▸ **The task**
Write out the material exactly. Do not include the pictures.

▸ **Dataset excerpts**
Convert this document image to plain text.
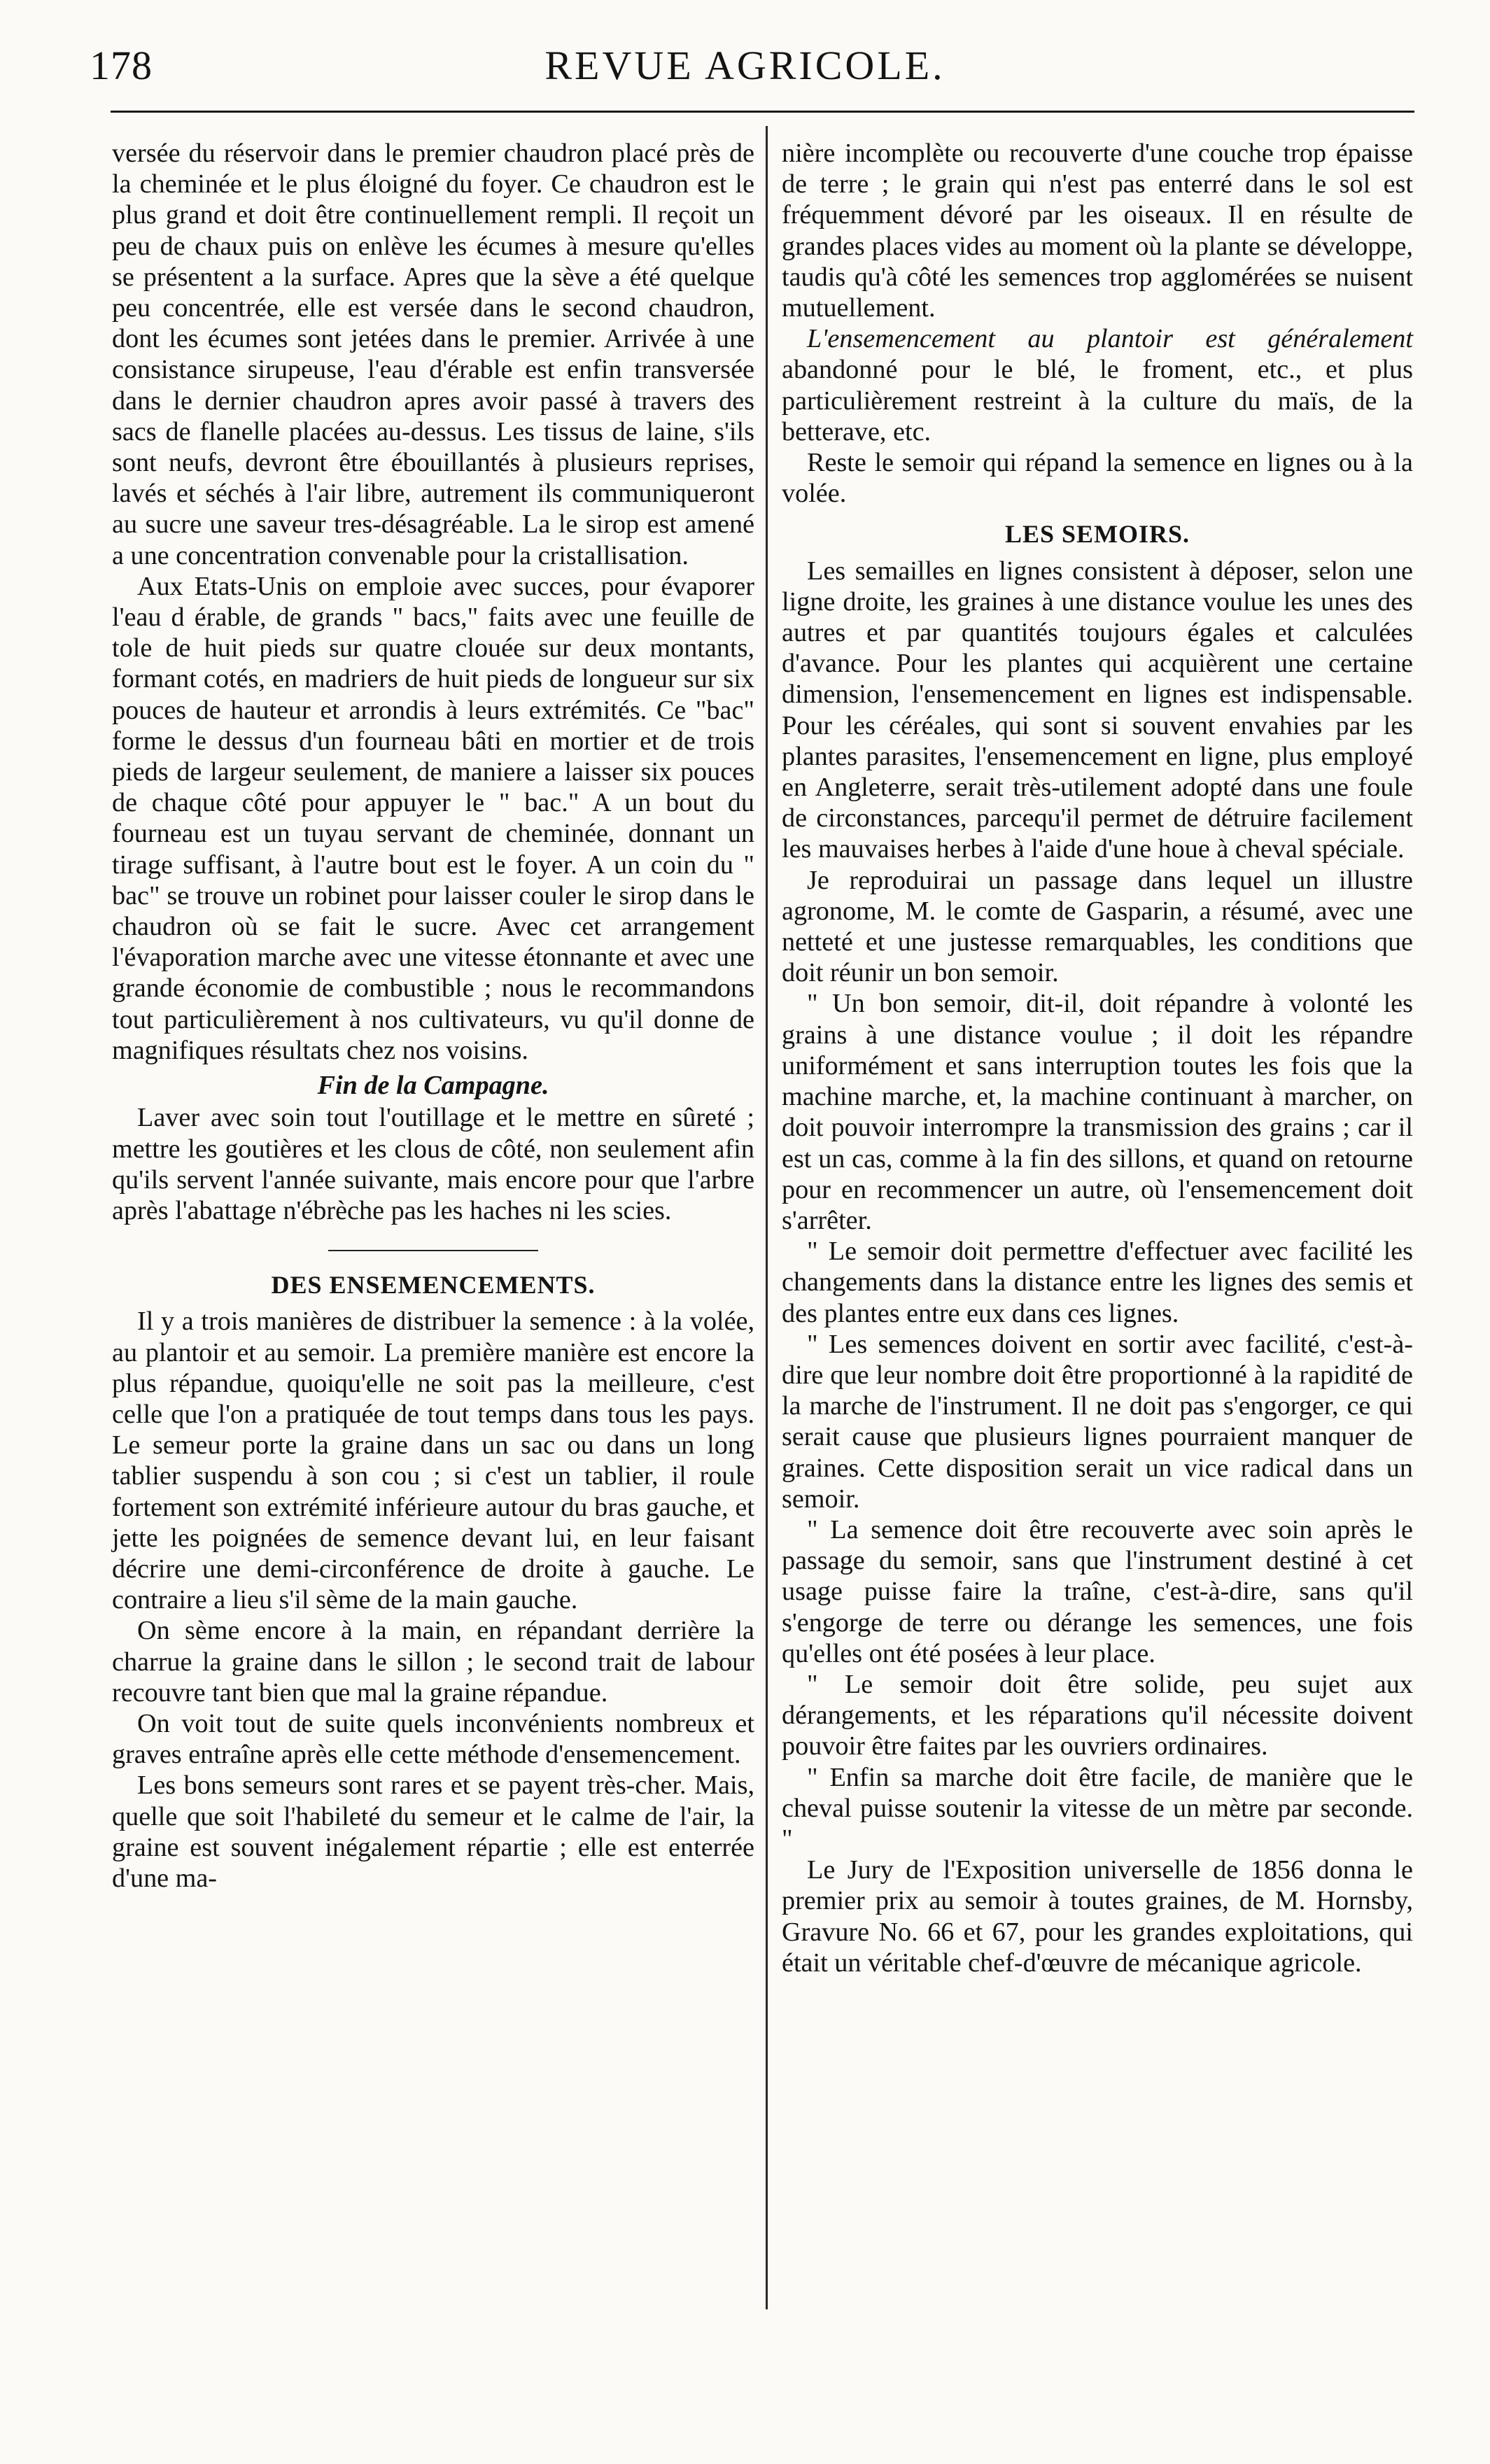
178	REVUE AGRICOLE.

versée du réservoir dans le premier chaudron placé près de la cheminée et le plus éloigné du foyer. Ce chaudron est le plus grand et doit être continuellement rempli. Il reçoit un peu de chaux puis on enlève les écumes à mesure qu'elles se présentent a la surface. Apres que la sève a été quelque peu concentrée, elle est versée dans le second chaudron, dont les écumes sont jetées dans le premier. Arrivée à une consistance sirupeuse, l'eau d'érable est enfin transversée dans le dernier chaudron apres avoir passé à travers des sacs de flanelle placées au-dessus. Les tissus de laine, s'ils sont neufs, devront être ébouillantés à plusieurs reprises, lavés et séchés à l'air libre, autrement ils communiqueront au sucre une saveur tres-désagréable. La le sirop est amené a une concentration convenable pour la cristallisation.

Aux Etats-Unis on emploie avec succes, pour évaporer l'eau d érable, de grands " bacs," faits avec une feuille de tole de huit pieds sur quatre clouée sur deux montants, formant cotés, en madriers de huit pieds de longueur sur six pouces de hauteur et arrondis à leurs extrémités. Ce "bac" forme le dessus d'un fourneau bâti en mortier et de trois pieds de largeur seulement, de maniere a laisser six pouces de chaque côté pour appuyer le " bac." A un bout du fourneau est un tuyau servant de cheminée, donnant un tirage suffisant, à l'autre bout est le foyer. A un coin du " bac" se trouve un robinet pour laisser couler le sirop dans le chaudron où se fait le sucre. Avec cet arrangement l'évaporation marche avec une vitesse étonnante et avec une grande économie de combustible ; nous le recommandons tout particulièrement à nos cultivateurs, vu qu'il donne de magnifiques résultats chez nos voisins.

Fin de la Campagne.

Laver avec soin tout l'outillage et le mettre en sûreté ; mettre les goutières et les clous de côté, non seulement afin qu'ils servent l'année suivante, mais encore pour que l'arbre après l'abattage n'ébrèche pas les haches ni les scies.

DES ENSEMENCEMENTS.

Il y a trois manières de distribuer la semence : à la volée, au plantoir et au semoir. La première manière est encore la plus répandue, quoiqu'elle ne soit pas la meilleure, c'est celle que l'on a pratiquée de tout temps dans tous les pays. Le semeur porte la graine dans un sac ou dans un long tablier suspendu à son cou ; si c'est un tablier, il roule fortement son extrémité inférieure autour du bras gauche, et jette les poignées de semence devant lui, en leur faisant décrire une demi-circonférence de droite à gauche. Le contraire a lieu s'il sème de la main gauche.

On sème encore à la main, en répandant derrière la charrue la graine dans le sillon ; le second trait de labour recouvre tant bien que mal la graine répandue.

On voit tout de suite quels inconvénients nombreux et graves entraîne après elle cette méthode d'ensemencement.

Les bons semeurs sont rares et se payent très-cher. Mais, quelle que soit l'habileté du semeur et le calme de l'air, la graine est souvent inégalement répartie ; elle est enterrée d'une ma-

nière incomplète ou recouverte d'une couche trop épaisse de terre ; le grain qui n'est pas enterré dans le sol est fréquemment dévoré par les oiseaux. Il en résulte de grandes places vides au moment où la plante se développe, taudis qu'à côté les semences trop agglomérées se nuisent mutuellement.

L'ensemencement au plantoir est généralement abandonné pour le blé, le froment, etc., et plus particulièrement restreint à la culture du maïs, de la betterave, etc.

Reste le semoir qui répand la semence en lignes ou à la volée.

LES SEMOIRS.

Les semailles en lignes consistent à déposer, selon une ligne droite, les graines à une distance voulue les unes des autres et par quantités toujours égales et calculées d'avance. Pour les plantes qui acquièrent une certaine dimension, l'ensemencement en lignes est indispensable. Pour les céréales, qui sont si souvent envahies par les plantes parasites, l'ensemencement en ligne, plus employé en Angleterre, serait très-utilement adopté dans une foule de circonstances, parcequ'il permet de détruire facilement les mauvaises herbes à l'aide d'une houe à cheval spéciale.

Je reproduirai un passage dans lequel un illustre agronome, M. le comte de Gasparin, a résumé, avec une netteté et une justesse remarquables, les conditions que doit réunir un bon semoir.

" Un bon semoir, dit-il, doit répandre à volonté les grains à une distance voulue ; il doit les répandre uniformément et sans interruption toutes les fois que la machine marche, et, la machine continuant à marcher, on doit pouvoir interrompre la transmission des grains ; car il est un cas, comme à la fin des sillons, et quand on retourne pour en recommencer un autre, où l'ensemencement doit s'arrêter.

" Le semoir doit permettre d'effectuer avec facilité les changements dans la distance entre les lignes des semis et des plantes entre eux dans ces lignes.

" Les semences doivent en sortir avec facilité, c'est-à-dire que leur nombre doit être proportionné à la rapidité de la marche de l'instrument. Il ne doit pas s'engorger, ce qui serait cause que plusieurs lignes pourraient manquer de graines. Cette disposition serait un vice radical dans un semoir.

" La semence doit être recouverte avec soin après le passage du semoir, sans que l'instrument destiné à cet usage puisse faire la traîne, c'est-à-dire, sans qu'il s'engorge de terre ou dérange les semences, une fois qu'elles ont été posées à leur place.

" Le semoir doit être solide, peu sujet aux dérangements, et les réparations qu'il nécessite doivent pouvoir être faites par les ouvriers ordinaires.

" Enfin sa marche doit être facile, de manière que le cheval puisse soutenir la vitesse de un mètre par seconde. "

Le Jury de l'Exposition universelle de 1856 donna le premier prix au semoir à toutes graines, de M. Hornsby, Gravure No. 66 et 67, pour les grandes exploitations, qui était un véritable chef-d'œuvre de mécanique agricole.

▸ **The result**
Convert this document image to plain text.
178	REVUE AGRICOLE.

versée du réservoir dans le premier chaudron placé près de la cheminée et le plus éloigné du foyer. Ce chaudron est le plus grand et doit être continuellement rempli. Il reçoit un peu de chaux puis on enlève les écumes à mesure qu'elles se présentent a la surface. Apres que la sève a été quelque peu concentrée, elle est versée dans le second chaudron, dont les écumes sont jetées dans le premier. Arrivée à une consistance sirupeuse, l'eau d'érable est enfin transversée dans le dernier chaudron apres avoir passé à travers des sacs de flanelle placées au-dessus. Les tissus de laine, s'ils sont neufs, devront être ébouillantés à plusieurs reprises, lavés et séchés à l'air libre, autrement ils communiqueront au sucre une saveur tres-désagréable. La le sirop est amené a une concentration convenable pour la cristallisation.

Aux Etats-Unis on emploie avec succes, pour évaporer l'eau d érable, de grands " bacs," faits avec une feuille de tole de huit pieds sur quatre clouée sur deux montants, formant cotés, en madriers de huit pieds de longueur sur six pouces de hauteur et arrondis à leurs extrémités. Ce "bac" forme le dessus d'un fourneau bâti en mortier et de trois pieds de largeur seulement, de maniere a laisser six pouces de chaque côté pour appuyer le " bac." A un bout du fourneau est un tuyau servant de cheminée, donnant un tirage suffisant, à l'autre bout est le foyer. A un coin du " bac" se trouve un robinet pour laisser couler le sirop dans le chaudron où se fait le sucre. Avec cet arrangement l'évaporation marche avec une vitesse étonnante et avec une grande économie de combustible ; nous le recommandons tout particulièrement à nos cultivateurs, vu qu'il donne de magnifiques résultats chez nos voisins.

Fin de la Campagne.

Laver avec soin tout l'outillage et le mettre en sûreté ; mettre les goutières et les clous de côté, non seulement afin qu'ils servent l'année suivante, mais encore pour que l'arbre après l'abattage n'ébrèche pas les haches ni les scies.

DES ENSEMENCEMENTS.

Il y a trois manières de distribuer la semence : à la volée, au plantoir et au semoir. La première manière est encore la plus répandue, quoiqu'elle ne soit pas la meilleure, c'est celle que l'on a pratiquée de tout temps dans tous les pays. Le semeur porte la graine dans un sac ou dans un long tablier suspendu à son cou ; si c'est un tablier, il roule fortement son extrémité inférieure autour du bras gauche, et jette les poignées de semence devant lui, en leur faisant décrire une demi-circonférence de droite à gauche. Le contraire a lieu s'il sème de la main gauche.

On sème encore à la main, en répandant derrière la charrue la graine dans le sillon ; le second trait de labour recouvre tant bien que mal la graine répandue.

On voit tout de suite quels inconvénients nombreux et graves entraîne après elle cette méthode d'ensemencement.

Les bons semeurs sont rares et se payent très-cher. Mais, quelle que soit l'habileté du semeur et le calme de l'air, la graine est souvent inégalement répartie ; elle est enterrée d'une ma-

nière incomplète ou recouverte d'une couche trop épaisse de terre ; le grain qui n'est pas enterré dans le sol est fréquemment dévoré par les oiseaux. Il en résulte de grandes places vides au moment où la plante se développe, taudis qu'à côté les semences trop agglomérées se nuisent mutuellement.

L'ensemencement au plantoir est généralement abandonné pour le blé, le froment, etc., et plus particulièrement restreint à la culture du maïs, de la betterave, etc.

Reste le semoir qui répand la semence en lignes ou à la volée.

LES SEMOIRS.

Les semailles en lignes consistent à déposer, selon une ligne droite, les graines à une distance voulue les unes des autres et par quantités toujours égales et calculées d'avance. Pour les plantes qui acquièrent une certaine dimension, l'ensemencement en lignes est indispensable. Pour les céréales, qui sont si souvent envahies par les plantes parasites, l'ensemencement en ligne, plus employé en Angleterre, serait très-utilement adopté dans une foule de circonstances, parcequ'il permet de détruire facilement les mauvaises herbes à l'aide d'une houe à cheval spéciale.

Je reproduirai un passage dans lequel un illustre agronome, M. le comte de Gasparin, a résumé, avec une netteté et une justesse remarquables, les conditions que doit réunir un bon semoir.

" Un bon semoir, dit-il, doit répandre à volonté les grains à une distance voulue ; il doit les répandre uniformément et sans interruption toutes les fois que la machine marche, et, la machine continuant à marcher, on doit pouvoir interrompre la transmission des grains ; car il est un cas, comme à la fin des sillons, et quand on retourne pour en recommencer un autre, où l'ensemencement doit s'arrêter.

" Le semoir doit permettre d'effectuer avec facilité les changements dans la distance entre les lignes des semis et des plantes entre eux dans ces lignes.

" Les semences doivent en sortir avec facilité, c'est-à-dire que leur nombre doit être proportionné à la rapidité de la marche de l'instrument. Il ne doit pas s'engorger, ce qui serait cause que plusieurs lignes pourraient manquer de graines. Cette disposition serait un vice radical dans un semoir.

" La semence doit être recouverte avec soin après le passage du semoir, sans que l'instrument destiné à cet usage puisse faire la traîne, c'est-à-dire, sans qu'il s'engorge de terre ou dérange les semences, une fois qu'elles ont été posées à leur place.

" Le semoir doit être solide, peu sujet aux dérangements, et les réparations qu'il nécessite doivent pouvoir être faites par les ouvriers ordinaires.

" Enfin sa marche doit être facile, de manière que le cheval puisse soutenir la vitesse de un mètre par seconde. "

Le Jury de l'Exposition universelle de 1856 donna le premier prix au semoir à toutes graines, de M. Hornsby, Gravure No. 66 et 67, pour les grandes exploitations, qui était un véritable chef-d'œuvre de mécanique agricole.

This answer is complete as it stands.